- [DATA PROVIDED]
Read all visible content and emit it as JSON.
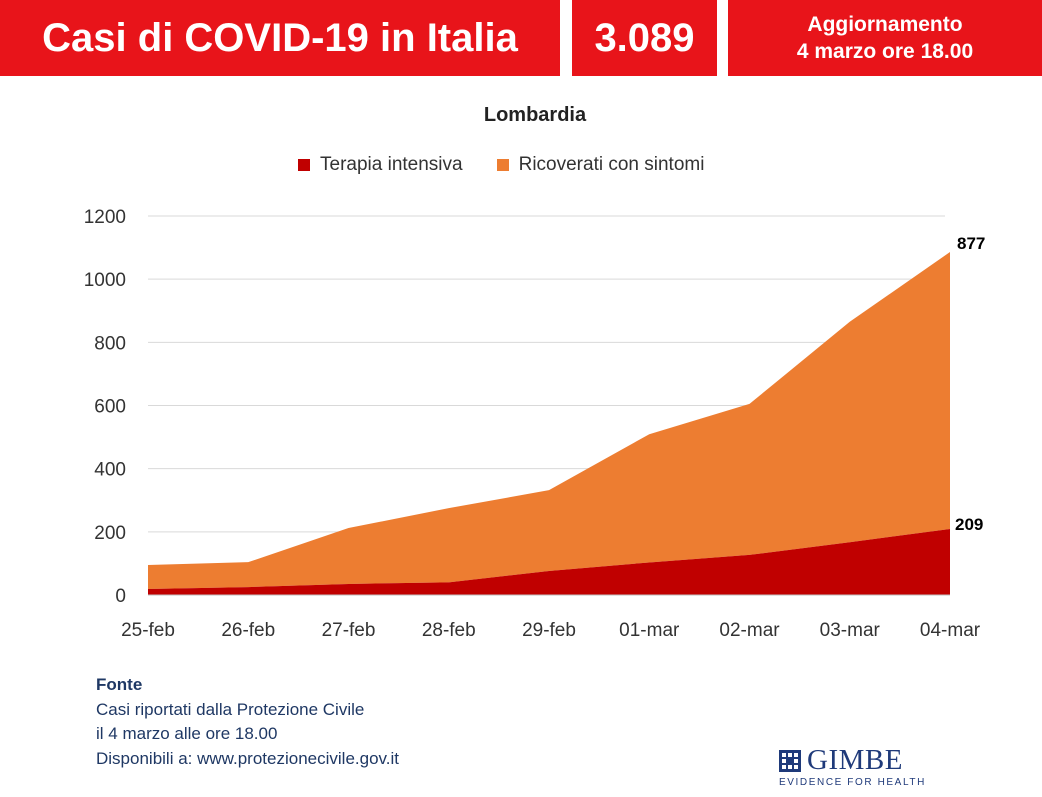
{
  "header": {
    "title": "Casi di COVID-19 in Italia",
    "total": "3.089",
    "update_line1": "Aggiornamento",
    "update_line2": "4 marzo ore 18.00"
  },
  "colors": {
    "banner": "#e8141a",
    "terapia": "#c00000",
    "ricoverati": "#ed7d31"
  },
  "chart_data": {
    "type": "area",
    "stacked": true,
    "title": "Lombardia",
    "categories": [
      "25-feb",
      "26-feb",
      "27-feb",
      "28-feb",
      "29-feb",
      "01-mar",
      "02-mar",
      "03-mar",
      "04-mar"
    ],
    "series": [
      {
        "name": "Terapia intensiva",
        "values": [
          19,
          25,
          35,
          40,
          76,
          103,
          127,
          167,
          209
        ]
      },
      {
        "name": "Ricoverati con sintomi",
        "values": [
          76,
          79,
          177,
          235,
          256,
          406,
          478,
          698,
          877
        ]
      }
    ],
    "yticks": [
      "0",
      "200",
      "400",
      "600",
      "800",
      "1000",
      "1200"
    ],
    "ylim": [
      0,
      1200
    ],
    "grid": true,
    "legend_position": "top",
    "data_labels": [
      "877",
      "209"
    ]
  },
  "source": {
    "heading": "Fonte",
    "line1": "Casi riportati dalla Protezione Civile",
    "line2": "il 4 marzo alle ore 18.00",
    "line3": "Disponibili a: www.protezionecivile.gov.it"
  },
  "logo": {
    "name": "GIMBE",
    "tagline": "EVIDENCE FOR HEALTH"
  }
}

- [PROBLEM TO SOLVE] Every entry must be written out exactly, with all pictures left out.

- [COMPLETED EXERCISE]
Read all visible content and emit it as JSON.
{
  "header": {
    "title": "Casi di COVID-19 in Italia",
    "total": "3.089",
    "update_line1": "Aggiornamento",
    "update_line2": "4 marzo ore 18.00"
  },
  "colors": {
    "banner": "#e8141a",
    "terapia": "#c00000",
    "ricoverati": "#ed7d31"
  },
  "chart_data": {
    "type": "area",
    "stacked": true,
    "title": "Lombardia",
    "categories": [
      "25-feb",
      "26-feb",
      "27-feb",
      "28-feb",
      "29-feb",
      "01-mar",
      "02-mar",
      "03-mar",
      "04-mar"
    ],
    "series": [
      {
        "name": "Terapia intensiva",
        "values": [
          19,
          25,
          35,
          40,
          76,
          103,
          127,
          167,
          209
        ]
      },
      {
        "name": "Ricoverati con sintomi",
        "values": [
          76,
          79,
          177,
          235,
          256,
          406,
          478,
          698,
          877
        ]
      }
    ],
    "yticks": [
      "0",
      "200",
      "400",
      "600",
      "800",
      "1000",
      "1200"
    ],
    "ylim": [
      0,
      1200
    ],
    "grid": true,
    "legend_position": "top",
    "data_labels": [
      "877",
      "209"
    ]
  },
  "source": {
    "heading": "Fonte",
    "line1": "Casi riportati dalla Protezione Civile",
    "line2": "il 4 marzo alle ore 18.00",
    "line3": "Disponibili a: www.protezionecivile.gov.it"
  },
  "logo": {
    "name": "GIMBE",
    "tagline": "EVIDENCE FOR HEALTH"
  }
}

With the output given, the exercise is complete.